**TUGAS WAJIB 1:** Ketik ulang baris-baris data tugas di bawah ini tanpa perubahan, mulai dari baris pertama data hingga baris yang memuat "editor-tabs-bar: 关卡编辑器 预设编辑器", termasuk baris itu.

Shinto adalah agama kuno yang merupakan campuran dari animisme dan
dinamisme yaitu suatu kepercayaan primitif yang percaya pada kekuatan
benda, alam atau spirit. Kepercayaan tua semacam ini biasanya penuh
dengan berbagai ritual dan perayaan yang biasanya berhubungan dengan
musim, seperti musim panen, roh, spirit dll. Sejak awal sebenarnya
secara natural manusia sudah menyadari bahwa mereka bukanlah mahluk kuat
dan di luar mereka ada kekuatan lain yang lebih superior yang langsung
ataupun tidak langsung berpengaruh terhadap kehidupan mereka
sehari-hari. Pengakuan, kekaguman, ketakutan dan juga kerinduan pada
Spirit atau “Kekuatan Besar” yang disebut dengan nama Kami atau Kami
Sama itu diwujudkan dalam bentuk tarian, upacara, festival dll. Dari
sinilah sepertinya agama Shinto berawal.

**DATA TUGAS:**
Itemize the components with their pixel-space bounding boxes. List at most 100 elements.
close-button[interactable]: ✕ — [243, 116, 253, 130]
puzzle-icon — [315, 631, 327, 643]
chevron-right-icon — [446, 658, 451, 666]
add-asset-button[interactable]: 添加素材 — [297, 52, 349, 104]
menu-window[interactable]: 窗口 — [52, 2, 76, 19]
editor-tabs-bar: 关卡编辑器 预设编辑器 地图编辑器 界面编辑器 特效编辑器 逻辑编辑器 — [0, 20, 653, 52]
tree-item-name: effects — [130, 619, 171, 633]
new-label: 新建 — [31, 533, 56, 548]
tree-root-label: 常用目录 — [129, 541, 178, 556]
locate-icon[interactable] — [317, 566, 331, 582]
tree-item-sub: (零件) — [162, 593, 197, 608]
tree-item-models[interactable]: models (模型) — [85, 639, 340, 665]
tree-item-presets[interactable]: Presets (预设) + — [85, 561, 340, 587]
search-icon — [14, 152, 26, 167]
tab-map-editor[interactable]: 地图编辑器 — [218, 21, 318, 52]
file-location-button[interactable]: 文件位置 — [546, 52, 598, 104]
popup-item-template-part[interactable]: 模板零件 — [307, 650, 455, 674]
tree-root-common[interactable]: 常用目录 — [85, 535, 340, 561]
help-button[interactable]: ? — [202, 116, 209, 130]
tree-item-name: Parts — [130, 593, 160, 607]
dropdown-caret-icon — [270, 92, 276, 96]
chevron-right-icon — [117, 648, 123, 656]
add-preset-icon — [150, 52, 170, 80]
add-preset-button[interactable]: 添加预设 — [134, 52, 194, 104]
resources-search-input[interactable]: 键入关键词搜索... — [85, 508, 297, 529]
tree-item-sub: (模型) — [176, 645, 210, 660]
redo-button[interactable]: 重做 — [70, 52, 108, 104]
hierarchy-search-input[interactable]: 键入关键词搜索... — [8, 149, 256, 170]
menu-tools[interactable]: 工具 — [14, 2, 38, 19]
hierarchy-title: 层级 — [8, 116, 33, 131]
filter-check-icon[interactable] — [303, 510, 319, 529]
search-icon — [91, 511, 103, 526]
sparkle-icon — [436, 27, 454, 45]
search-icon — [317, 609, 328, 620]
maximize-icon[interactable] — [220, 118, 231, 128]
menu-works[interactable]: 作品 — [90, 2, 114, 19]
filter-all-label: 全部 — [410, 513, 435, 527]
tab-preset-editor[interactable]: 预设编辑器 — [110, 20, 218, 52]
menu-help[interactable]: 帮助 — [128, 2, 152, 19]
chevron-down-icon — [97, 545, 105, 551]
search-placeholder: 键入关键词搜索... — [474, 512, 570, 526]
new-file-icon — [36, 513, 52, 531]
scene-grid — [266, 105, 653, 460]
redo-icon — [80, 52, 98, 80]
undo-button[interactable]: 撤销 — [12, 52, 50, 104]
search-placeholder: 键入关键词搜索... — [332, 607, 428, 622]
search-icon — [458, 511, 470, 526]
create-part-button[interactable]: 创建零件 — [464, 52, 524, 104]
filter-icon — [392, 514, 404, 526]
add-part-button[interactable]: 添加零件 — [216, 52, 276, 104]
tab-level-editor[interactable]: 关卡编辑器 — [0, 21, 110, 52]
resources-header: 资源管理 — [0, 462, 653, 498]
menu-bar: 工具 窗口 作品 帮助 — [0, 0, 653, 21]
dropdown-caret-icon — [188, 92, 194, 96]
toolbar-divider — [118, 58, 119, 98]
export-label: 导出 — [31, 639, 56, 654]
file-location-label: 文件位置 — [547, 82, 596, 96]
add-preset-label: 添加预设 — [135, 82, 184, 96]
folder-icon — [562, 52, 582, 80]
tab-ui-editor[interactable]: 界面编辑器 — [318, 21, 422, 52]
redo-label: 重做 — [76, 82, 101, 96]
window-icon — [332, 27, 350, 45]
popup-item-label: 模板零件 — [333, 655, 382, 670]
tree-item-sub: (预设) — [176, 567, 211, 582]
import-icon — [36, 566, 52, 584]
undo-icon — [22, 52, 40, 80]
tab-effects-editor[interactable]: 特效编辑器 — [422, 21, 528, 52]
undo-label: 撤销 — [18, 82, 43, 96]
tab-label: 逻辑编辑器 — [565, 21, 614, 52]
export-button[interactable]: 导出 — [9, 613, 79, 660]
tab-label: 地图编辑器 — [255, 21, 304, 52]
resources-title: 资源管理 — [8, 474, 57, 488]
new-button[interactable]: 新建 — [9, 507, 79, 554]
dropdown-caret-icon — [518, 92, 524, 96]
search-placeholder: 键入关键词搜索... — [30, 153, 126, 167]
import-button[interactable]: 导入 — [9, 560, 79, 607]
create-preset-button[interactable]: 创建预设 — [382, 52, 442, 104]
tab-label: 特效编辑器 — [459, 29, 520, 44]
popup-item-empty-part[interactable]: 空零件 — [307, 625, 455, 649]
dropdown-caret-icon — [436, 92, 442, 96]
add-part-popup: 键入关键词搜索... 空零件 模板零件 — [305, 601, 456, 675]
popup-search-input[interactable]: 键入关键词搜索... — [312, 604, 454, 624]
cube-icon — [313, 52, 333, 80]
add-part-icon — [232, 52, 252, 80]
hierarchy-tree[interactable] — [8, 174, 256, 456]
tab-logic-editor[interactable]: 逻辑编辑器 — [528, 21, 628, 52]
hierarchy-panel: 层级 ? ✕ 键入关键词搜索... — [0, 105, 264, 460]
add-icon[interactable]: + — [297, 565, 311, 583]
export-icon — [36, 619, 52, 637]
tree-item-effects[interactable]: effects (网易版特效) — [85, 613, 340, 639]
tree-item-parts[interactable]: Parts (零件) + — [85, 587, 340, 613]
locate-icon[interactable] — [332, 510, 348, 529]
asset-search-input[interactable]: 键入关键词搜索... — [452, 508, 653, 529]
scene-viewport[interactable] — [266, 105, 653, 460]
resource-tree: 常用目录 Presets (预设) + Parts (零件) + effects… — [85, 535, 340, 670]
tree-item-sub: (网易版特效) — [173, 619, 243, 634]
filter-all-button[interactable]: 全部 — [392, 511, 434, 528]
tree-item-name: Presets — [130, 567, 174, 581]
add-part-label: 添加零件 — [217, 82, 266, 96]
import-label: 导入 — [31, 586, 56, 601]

**TUGAS WAJIB 2:** Dalam teks tentang Shinto, sebutkan semua sikap manusia terhadap Spirit atau Kami yang diwujudkan dalam bentuk tarian, upacara, dan festival.

**HASIL 1:**
Itemize the components with their pixel-space bounding boxes. List at most 100 elements.
close-button[interactable]: ✕ — [243, 116, 253, 130]
puzzle-icon — [315, 631, 327, 643]
chevron-right-icon — [446, 658, 451, 666]
add-asset-button[interactable]: 添加素材 — [297, 52, 349, 104]
menu-window[interactable]: 窗口 — [52, 2, 76, 19]
editor-tabs-bar: 关卡编辑器 预设编辑器 地图编辑器 界面编辑器 特效编辑器 逻辑编辑器 — [0, 20, 653, 52]

**HASIL 2:**
- Pengakuan
- Kekaguman
- Ketakutan
- Kerinduan